▸ **DATA FOR THE TASK**:
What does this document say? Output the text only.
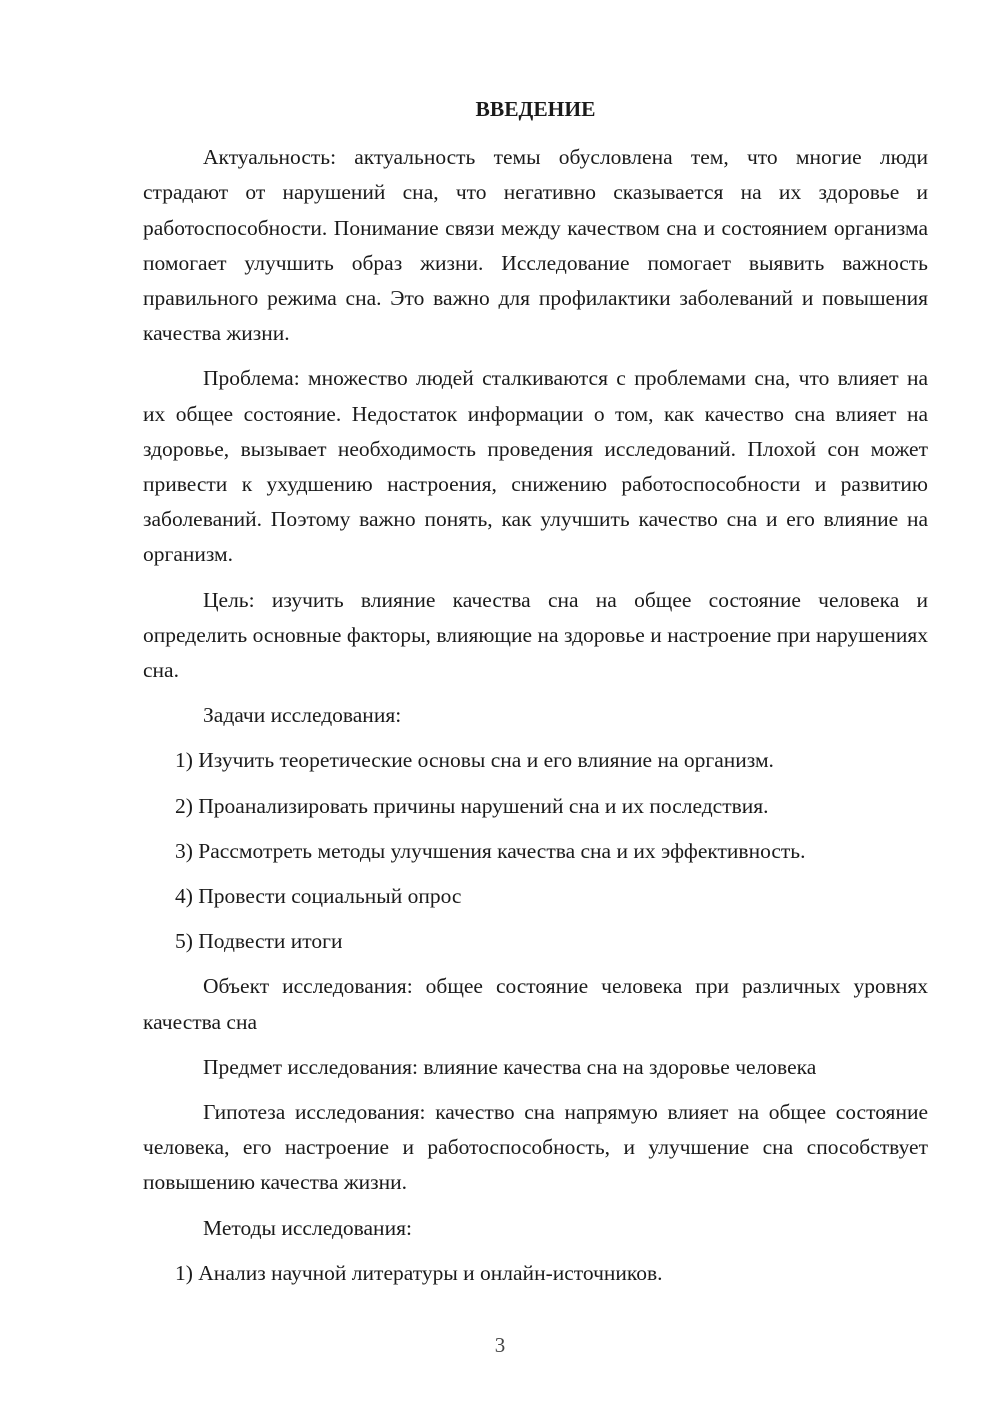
ВВЕДЕНИЕ

Актуальность: актуальность темы обусловлена тем, что многие люди страдают от нарушений сна, что негативно сказывается на их здоровье и работоспособности. Понимание связи между качеством сна и состоянием организма помогает улучшить образ жизни. Исследование помогает выявить важность правильного режима сна. Это важно для профилактики заболеваний и повышения качества жизни.

Проблема: множество людей сталкиваются с проблемами сна, что влияет на их общее состояние. Недостаток информации о том, как качество сна влияет на здоровье, вызывает необходимость проведения исследований. Плохой сон может привести к ухудшению настроения, снижению работоспособности и развитию заболеваний. Поэтому важно понять, как улучшить качество сна и его влияние на организм.

Цель: изучить влияние качества сна на общее состояние человека и определить основные факторы, влияющие на здоровье и настроение при нарушениях сна.

Задачи исследования:

1) Изучить теоретические основы сна и его влияние на организм.
2) Проанализировать причины нарушений сна и их последствия.
3) Рассмотреть методы улучшения качества сна и их эффективность.
4) Провести социальный опрос
5) Подвести итоги

Объект исследования: общее состояние человека при различных уровнях качества сна

Предмет исследования: влияние качества сна на здоровье человека

Гипотеза исследования: качество сна напрямую влияет на общее состояние человека, его настроение и работоспособность, и улучшение сна способствует повышению качества жизни.

Методы исследования:

1) Анализ научной литературы и онлайн-источников.
3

▸ **WRITTEN TASK**: From the data, collect all lines where the string "влияние" appears.

▸ **TASK ANSWER**:
Проблема: множество людей сталкиваются с проблемами сна, что влияет на их общее состояние. Недостаток информации о том, как качество сна влияет на здоровье, вызывает необходимость проведения исследований. Плохой сон может привести к ухудшению настроения, снижению работоспособности и развитию заболеваний. Поэтому важно понять, как улучшить качество сна и его влияние на организм.
Цель: изучить влияние качества сна на общее состояние человека и определить основные факторы, влияющие на здоровье и настроение при нарушениях сна.
1) Изучить теоретические основы сна и его влияние на организм.
Предмет исследования: влияние качества сна на здоровье человека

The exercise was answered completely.